### TEKS HALAMAN

Perubahan iklim bisa terjadi akibat ulah manusia itu sendiri. Ketika bencana
alam terjadi masyarakat yang bertempat tinggal akan menerima dampak langsungnya,
dan itu merugikan mereka dari segi materi maupun jiwa. Posko-posko pengungsian
yang didirikan dibuat seadanya karena lambatnya respon pemerintah atau intansi
terkait. Semakin lama dan banyak pengungsi yang ada juga berpengaruh terhadap
berkembangnya wabah komunal. Tenda atau shelter
bisa dihuni sampai puluhan kepala keluarga. Perempuan dan anak-anak pun tidak
dapat mendapatkan haknya.
Pelecehan
seksual sering terjadi kepada pengungsi perempuan dikarenakan minimnya privasi.
Mulai dari pengintipan, pemekorsaan, bahkan sampai kekerasan seksual. Perempuan
sebagai kelompok rentan dalam tenda pengungsian harus diberikan ruang khusus
untuk mereka bertempat tinggal. Karena selain mengurus dirinya sendiri mereka
juga merawat anak-anaknya, kodratnya untuk haid setiap bulannya, beserta ruang
untuk melahirkan dan menyusui harus diperhatikan oleh pemerintah. Lambatnya
respon pemerintah membuat beberapa Non
Govermental Organization (NGO) harus ada untuk pendampingan terhadap
perempuan dan juga anak-anak.
Nestapa
diskriminasi perempuan dalam perubahan iklim ini mau tidak mau harus segera
dihentikan. Dua permasalahan atas: 1) diskriminasi perempuan; dan 2) perubahan
iklim; yang harus diupayakan jalan keluarnya dari pelbagai sektor.

######
### ENTRI YANG DIEKSTRAK

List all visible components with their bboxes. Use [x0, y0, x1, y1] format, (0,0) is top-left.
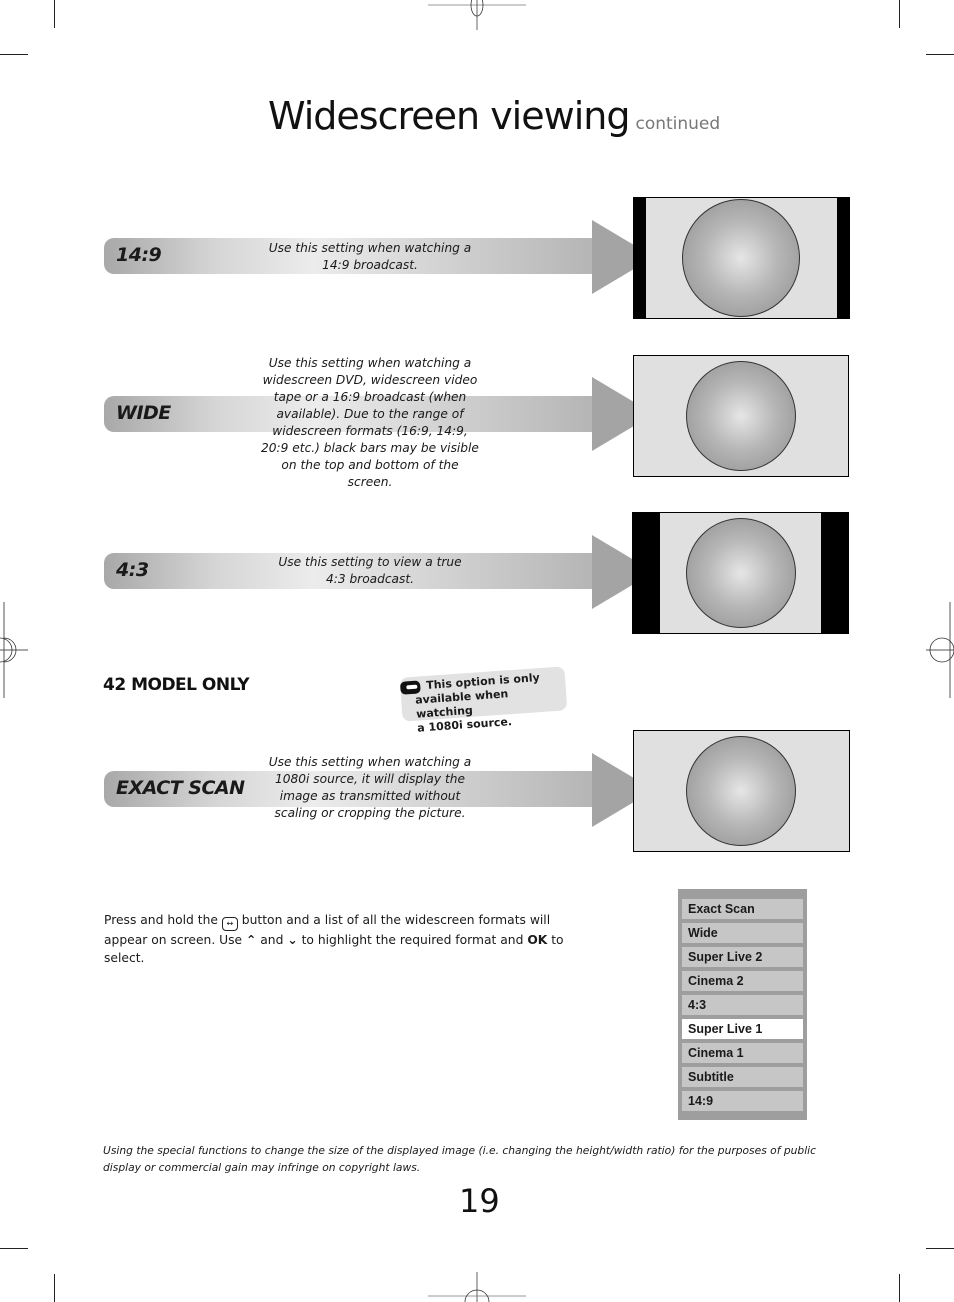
note-callout: This option is only available when watch…	[399, 666, 568, 735]
registration-mark-bottom	[428, 1272, 526, 1302]
crop-mark	[899, 1274, 900, 1302]
copyright-footnote: Using the special functions to change th…	[103, 1144, 817, 1174]
crop-mark	[926, 54, 954, 55]
instr-part-4: to highlight the required format and	[301, 933, 524, 947]
pointing-hand-icon	[399, 679, 421, 695]
format-description: Use this setting when watching a 1080i s…	[268, 755, 472, 820]
format-menu: Exact Scan Wide Super Live 2 Cinema 2 4:3 Sup…	[678, 889, 807, 1120]
widescreen-button-icon: ↔	[221, 917, 238, 931]
ok-key-label: OK	[527, 933, 548, 947]
registration-mark-right	[926, 602, 954, 698]
instructions-text: Press and hold the ↔ button and a list o…	[104, 911, 594, 967]
crop-mark	[926, 1248, 954, 1249]
registration-mark-left	[0, 602, 28, 698]
menu-item[interactable]: Super Live 1	[682, 1019, 803, 1039]
test-sphere	[682, 199, 800, 317]
menu-item[interactable]: Cinema 2	[682, 971, 803, 991]
tv-screen-14-9	[633, 197, 850, 319]
crop-mark	[54, 1274, 55, 1302]
test-sphere	[686, 518, 796, 628]
format-description: Use this setting to view a true 4:3 broa…	[278, 555, 462, 586]
format-label: EXACT SCAN	[116, 777, 245, 799]
page-number: 19	[459, 1182, 500, 1220]
menu-item[interactable]: Wide	[682, 923, 803, 943]
format-description: Use this setting when watching a widescr…	[261, 356, 479, 489]
model-heading: 42 MODEL ONLY	[103, 675, 250, 695]
format-description: Use this setting when watching a 14:9 br…	[268, 241, 472, 272]
test-sphere	[686, 361, 796, 471]
format-label: WIDE	[116, 402, 171, 424]
instr-part-3: and	[260, 933, 284, 947]
black-bar-right	[821, 513, 848, 633]
test-sphere	[686, 736, 796, 846]
page-title: Widescreen viewing continued	[268, 94, 720, 138]
menu-item[interactable]: Exact Scan	[682, 899, 803, 919]
menu-item[interactable]: Cinema 1	[682, 1043, 803, 1063]
title-continued: continued	[635, 114, 721, 134]
tv-screen-exact-scan	[633, 730, 850, 852]
menu-item[interactable]: Subtitle	[682, 1067, 803, 1087]
tv-screen-wide	[633, 355, 849, 477]
title-text: Widescreen viewing	[268, 94, 630, 138]
crop-mark	[54, 0, 55, 28]
registration-mark-top	[428, 0, 526, 30]
black-bar-right	[837, 198, 849, 318]
menu-item[interactable]: Super Live 2	[682, 947, 803, 967]
down-arrow-icon: ⌄	[287, 933, 298, 947]
format-label: 14:9	[116, 244, 162, 266]
crop-mark	[0, 1248, 28, 1249]
menu-item[interactable]: 14:9	[682, 1091, 803, 1111]
black-bar-left	[633, 513, 660, 633]
menu-item[interactable]: 4:3	[682, 995, 803, 1015]
crop-mark	[899, 0, 900, 28]
crop-mark	[0, 54, 28, 55]
up-arrow-icon: ⌃	[246, 933, 257, 947]
instr-part-1: Press and hold the	[104, 913, 218, 927]
tv-screen-4-3	[632, 512, 849, 634]
black-bar-left	[634, 198, 646, 318]
format-label: 4:3	[116, 559, 149, 581]
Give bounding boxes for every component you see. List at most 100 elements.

######

> **DAFTAR TUGAS**:
(a) Menurut teks halaman, apa penyebab pelecehan seksual sering terjadi kepada pengungsi perempuan?
(b) Tuliskan kembali potongan teks halaman dari "Perubahan iklim bisa" sampai "dapat mendapatkan haknya.", dan ganti "pemerintah" dengan "otoritas setempat".
(c) Sebutkan semua bentuk pelecehan seksual terhadap pengungsi perempuan yang disebutkan dalam teks halaman.

> **JAWABAN SETIAP TUGAS**:
(a) Minimnya privasi.

(b)
Perubahan iklim bisa terjadi akibat ulah manusia itu sendiri. Ketika bencana
alam terjadi masyarakat yang bertempat tinggal akan menerima dampak langsungnya,
dan itu merugikan mereka dari segi materi maupun jiwa. Posko-posko pengungsian
yang didirikan dibuat seadanya karena lambatnya respon otoritas setempat atau intansi
terkait. Semakin lama dan banyak pengungsi yang ada juga berpengaruh terhadap
berkembangnya wabah komunal. Tenda atau shelter
bisa dihuni sampai puluhan kepala keluarga. Perempuan dan anak-anak pun tidak
dapat mendapatkan haknya.

(c) Pengintipan, pemekorsaan, dan kekerasan seksual.